**TASK:** How many lines in the records below contain the word "Нікітенко"? Give only the number.

(Dataset records)
<<<<

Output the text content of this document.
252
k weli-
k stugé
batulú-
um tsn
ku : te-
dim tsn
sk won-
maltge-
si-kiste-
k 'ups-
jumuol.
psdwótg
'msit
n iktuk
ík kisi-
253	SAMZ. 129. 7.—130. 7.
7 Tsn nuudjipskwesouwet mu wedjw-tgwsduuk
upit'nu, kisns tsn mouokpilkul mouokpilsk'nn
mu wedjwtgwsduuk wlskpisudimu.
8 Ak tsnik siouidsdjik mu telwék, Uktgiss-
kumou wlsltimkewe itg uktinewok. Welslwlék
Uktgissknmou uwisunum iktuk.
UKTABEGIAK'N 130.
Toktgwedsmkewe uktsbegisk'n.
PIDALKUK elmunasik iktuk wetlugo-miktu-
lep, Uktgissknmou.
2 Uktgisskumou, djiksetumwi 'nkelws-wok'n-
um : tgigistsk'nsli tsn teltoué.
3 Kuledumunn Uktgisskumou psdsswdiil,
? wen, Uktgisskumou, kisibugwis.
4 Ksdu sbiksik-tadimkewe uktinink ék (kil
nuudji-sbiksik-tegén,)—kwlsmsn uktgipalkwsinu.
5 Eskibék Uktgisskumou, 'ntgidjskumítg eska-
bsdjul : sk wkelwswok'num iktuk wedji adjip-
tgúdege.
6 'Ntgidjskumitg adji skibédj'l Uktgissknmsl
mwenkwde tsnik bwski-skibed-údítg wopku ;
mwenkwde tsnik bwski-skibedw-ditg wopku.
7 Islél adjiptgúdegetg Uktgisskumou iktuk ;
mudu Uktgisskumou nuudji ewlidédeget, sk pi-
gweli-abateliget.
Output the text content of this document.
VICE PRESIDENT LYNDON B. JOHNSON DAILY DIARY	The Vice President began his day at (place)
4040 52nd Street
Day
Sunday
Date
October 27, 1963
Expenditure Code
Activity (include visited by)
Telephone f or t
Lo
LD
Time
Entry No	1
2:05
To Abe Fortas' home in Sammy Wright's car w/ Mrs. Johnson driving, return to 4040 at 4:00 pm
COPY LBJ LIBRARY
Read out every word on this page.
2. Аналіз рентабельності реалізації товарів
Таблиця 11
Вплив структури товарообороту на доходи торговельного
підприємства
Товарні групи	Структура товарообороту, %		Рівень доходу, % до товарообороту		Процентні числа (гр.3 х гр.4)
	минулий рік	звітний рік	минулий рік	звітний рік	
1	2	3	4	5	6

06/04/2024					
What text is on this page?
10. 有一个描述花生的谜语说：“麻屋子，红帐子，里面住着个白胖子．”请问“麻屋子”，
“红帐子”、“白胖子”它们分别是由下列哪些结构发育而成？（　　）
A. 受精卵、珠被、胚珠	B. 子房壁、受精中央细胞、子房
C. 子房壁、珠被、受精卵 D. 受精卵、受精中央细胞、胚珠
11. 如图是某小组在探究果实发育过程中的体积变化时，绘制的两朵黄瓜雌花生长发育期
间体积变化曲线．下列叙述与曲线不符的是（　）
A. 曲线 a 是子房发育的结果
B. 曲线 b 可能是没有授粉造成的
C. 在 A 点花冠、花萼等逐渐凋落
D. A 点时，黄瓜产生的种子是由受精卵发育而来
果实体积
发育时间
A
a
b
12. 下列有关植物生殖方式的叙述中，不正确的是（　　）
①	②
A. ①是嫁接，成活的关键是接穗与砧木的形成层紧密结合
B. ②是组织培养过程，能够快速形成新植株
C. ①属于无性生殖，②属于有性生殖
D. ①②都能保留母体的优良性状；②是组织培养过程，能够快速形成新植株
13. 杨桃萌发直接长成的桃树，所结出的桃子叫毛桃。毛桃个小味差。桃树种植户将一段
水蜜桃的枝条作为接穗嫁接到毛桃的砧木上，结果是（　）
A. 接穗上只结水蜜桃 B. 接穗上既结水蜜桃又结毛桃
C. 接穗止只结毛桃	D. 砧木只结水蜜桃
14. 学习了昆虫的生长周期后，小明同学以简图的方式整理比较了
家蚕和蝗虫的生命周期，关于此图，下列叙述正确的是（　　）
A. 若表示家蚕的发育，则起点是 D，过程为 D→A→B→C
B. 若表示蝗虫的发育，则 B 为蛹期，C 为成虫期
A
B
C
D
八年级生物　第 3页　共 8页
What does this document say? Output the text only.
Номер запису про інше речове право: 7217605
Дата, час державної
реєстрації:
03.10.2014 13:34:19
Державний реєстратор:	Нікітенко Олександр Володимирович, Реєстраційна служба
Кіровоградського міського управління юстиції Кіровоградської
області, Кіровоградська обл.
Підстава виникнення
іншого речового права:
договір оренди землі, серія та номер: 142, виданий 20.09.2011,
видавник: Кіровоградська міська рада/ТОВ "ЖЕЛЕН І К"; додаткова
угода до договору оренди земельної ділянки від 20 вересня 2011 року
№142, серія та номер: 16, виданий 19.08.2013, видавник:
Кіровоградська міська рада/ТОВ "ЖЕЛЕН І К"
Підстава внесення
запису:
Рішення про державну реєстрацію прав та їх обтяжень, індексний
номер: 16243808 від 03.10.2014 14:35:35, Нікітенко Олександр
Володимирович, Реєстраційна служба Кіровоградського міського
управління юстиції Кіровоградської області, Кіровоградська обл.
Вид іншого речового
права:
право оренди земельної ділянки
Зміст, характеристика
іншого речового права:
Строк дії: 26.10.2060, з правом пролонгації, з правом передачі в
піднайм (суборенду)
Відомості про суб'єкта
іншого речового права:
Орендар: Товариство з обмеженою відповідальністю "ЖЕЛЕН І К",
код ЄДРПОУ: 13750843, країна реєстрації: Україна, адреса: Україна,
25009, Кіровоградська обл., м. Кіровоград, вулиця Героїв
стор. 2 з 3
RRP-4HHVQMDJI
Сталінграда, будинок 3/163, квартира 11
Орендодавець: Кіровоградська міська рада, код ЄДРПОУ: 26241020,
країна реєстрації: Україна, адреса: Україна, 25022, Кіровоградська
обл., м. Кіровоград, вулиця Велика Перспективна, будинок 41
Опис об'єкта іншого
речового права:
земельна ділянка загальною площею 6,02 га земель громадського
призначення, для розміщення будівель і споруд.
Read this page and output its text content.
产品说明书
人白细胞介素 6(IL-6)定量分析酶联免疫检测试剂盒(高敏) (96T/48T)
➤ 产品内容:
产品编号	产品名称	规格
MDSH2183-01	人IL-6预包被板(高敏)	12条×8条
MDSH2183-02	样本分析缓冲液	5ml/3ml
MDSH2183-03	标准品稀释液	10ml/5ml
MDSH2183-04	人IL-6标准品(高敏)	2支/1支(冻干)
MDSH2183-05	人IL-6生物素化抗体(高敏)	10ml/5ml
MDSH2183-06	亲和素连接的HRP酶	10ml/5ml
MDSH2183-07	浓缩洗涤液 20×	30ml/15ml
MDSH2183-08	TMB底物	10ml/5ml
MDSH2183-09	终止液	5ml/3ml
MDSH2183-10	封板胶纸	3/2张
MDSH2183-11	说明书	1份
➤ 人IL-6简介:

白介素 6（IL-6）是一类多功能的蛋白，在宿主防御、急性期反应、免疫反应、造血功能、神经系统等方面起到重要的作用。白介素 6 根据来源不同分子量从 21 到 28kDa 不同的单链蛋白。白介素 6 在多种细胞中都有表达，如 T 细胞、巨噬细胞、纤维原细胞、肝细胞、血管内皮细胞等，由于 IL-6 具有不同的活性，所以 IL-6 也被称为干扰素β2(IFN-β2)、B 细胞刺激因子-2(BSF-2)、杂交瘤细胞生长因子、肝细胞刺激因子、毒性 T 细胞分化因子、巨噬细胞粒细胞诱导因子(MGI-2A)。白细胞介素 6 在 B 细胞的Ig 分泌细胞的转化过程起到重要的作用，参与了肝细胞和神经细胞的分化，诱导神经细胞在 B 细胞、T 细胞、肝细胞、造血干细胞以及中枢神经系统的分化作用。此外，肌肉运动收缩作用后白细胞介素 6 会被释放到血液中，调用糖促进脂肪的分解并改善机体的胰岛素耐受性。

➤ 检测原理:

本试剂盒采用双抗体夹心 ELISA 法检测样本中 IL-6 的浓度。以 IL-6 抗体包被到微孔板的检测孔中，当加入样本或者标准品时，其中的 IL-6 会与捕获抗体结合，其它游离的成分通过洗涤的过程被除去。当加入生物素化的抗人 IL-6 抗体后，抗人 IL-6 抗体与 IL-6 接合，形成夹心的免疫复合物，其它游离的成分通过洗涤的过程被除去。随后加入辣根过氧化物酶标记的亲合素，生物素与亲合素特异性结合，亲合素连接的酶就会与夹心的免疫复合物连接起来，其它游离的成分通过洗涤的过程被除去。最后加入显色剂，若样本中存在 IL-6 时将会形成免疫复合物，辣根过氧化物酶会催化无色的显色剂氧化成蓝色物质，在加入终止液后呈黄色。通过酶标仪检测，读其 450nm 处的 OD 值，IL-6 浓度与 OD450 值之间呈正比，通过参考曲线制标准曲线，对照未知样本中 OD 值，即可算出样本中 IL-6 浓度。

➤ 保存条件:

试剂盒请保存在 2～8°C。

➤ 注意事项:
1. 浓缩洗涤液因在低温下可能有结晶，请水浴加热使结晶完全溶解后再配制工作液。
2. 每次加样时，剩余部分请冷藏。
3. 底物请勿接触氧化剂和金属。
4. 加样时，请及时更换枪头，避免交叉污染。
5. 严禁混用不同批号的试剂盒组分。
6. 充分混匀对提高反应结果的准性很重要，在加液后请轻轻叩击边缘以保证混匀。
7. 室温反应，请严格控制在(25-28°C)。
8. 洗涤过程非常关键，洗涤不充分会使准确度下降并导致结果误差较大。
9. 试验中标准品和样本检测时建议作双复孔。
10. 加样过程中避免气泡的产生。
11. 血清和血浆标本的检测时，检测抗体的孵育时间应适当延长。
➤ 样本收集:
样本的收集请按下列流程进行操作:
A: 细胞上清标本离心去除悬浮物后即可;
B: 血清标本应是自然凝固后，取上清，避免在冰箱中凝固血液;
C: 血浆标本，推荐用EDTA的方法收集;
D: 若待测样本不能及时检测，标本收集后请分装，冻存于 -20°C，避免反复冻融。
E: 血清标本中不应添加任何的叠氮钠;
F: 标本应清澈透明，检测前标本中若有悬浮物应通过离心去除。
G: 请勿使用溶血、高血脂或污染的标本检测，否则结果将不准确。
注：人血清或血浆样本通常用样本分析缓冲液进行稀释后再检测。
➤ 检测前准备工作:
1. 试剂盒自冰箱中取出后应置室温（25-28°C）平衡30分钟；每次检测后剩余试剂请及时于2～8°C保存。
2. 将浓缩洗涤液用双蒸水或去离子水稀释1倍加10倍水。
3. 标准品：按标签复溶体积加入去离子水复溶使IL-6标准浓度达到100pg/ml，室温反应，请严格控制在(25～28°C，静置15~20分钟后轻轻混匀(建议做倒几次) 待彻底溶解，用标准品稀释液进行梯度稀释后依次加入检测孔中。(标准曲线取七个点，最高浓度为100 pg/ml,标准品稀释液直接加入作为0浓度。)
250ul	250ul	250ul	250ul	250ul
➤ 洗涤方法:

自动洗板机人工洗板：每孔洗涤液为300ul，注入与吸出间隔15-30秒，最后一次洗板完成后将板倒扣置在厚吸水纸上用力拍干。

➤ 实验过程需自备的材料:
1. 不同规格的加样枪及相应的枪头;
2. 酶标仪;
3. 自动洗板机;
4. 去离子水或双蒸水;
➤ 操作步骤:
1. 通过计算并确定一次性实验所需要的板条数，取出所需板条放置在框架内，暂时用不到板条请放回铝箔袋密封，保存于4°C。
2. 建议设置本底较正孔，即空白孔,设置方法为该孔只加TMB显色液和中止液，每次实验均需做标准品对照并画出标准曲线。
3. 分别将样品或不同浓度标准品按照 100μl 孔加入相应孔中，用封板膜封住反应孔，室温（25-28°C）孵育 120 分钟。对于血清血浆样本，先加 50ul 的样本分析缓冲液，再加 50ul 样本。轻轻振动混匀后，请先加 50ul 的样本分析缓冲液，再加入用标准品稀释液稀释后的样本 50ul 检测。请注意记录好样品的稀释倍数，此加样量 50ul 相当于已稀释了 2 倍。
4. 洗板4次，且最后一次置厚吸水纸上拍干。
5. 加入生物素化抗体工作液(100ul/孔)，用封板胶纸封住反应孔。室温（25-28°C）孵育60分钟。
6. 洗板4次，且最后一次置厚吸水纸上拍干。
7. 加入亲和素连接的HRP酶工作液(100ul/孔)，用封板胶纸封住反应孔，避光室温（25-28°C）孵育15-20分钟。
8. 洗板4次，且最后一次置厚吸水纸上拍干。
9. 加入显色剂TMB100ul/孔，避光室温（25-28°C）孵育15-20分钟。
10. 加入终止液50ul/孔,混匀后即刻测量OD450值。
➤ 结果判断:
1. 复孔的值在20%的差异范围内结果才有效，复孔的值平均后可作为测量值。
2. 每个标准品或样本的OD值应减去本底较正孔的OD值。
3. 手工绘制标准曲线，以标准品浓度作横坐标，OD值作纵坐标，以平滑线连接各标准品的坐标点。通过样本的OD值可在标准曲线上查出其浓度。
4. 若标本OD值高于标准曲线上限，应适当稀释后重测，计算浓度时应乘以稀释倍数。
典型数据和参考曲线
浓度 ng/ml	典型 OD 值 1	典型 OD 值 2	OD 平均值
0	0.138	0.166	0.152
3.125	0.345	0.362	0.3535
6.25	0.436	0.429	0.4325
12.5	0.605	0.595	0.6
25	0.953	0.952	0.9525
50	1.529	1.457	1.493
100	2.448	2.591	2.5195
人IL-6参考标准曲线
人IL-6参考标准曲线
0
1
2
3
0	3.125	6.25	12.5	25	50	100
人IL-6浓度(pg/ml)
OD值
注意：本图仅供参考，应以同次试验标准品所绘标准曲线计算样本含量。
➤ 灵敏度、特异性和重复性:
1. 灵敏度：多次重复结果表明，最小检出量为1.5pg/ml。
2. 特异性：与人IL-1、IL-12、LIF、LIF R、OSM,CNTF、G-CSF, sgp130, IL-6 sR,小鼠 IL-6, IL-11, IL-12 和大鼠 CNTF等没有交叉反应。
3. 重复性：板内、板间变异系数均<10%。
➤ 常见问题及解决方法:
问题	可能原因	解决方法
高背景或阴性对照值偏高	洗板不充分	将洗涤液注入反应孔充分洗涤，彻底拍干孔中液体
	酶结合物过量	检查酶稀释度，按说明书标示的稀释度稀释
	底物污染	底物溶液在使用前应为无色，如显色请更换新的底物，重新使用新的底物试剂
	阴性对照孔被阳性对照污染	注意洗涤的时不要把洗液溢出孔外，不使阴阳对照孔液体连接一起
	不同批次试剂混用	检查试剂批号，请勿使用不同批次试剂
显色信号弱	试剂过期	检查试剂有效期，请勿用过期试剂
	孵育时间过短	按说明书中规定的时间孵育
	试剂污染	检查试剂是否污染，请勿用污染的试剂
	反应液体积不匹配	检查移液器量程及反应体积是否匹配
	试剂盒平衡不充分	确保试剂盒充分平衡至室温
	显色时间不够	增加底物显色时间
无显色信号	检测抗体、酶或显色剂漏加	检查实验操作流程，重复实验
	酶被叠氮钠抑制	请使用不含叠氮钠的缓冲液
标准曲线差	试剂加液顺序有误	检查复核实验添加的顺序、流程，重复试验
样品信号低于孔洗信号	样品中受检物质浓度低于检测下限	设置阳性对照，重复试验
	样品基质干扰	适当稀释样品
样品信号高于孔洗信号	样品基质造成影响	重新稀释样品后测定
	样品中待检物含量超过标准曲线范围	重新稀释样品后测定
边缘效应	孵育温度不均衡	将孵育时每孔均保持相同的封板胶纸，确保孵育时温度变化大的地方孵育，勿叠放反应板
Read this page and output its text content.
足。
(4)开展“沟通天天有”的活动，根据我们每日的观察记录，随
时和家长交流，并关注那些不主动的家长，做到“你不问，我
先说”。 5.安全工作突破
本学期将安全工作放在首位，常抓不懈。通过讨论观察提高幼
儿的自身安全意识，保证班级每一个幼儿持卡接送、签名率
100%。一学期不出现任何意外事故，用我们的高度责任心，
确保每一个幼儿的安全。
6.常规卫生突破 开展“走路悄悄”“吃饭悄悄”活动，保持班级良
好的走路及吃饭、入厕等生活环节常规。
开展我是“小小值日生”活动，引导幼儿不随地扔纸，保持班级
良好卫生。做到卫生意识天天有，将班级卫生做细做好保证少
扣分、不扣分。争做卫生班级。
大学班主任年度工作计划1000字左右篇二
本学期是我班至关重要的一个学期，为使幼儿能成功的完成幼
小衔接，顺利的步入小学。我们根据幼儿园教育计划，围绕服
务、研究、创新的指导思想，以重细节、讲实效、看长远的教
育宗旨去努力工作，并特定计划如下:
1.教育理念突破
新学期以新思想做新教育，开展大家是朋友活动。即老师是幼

>>>>

**TASK RESPONSE:** 2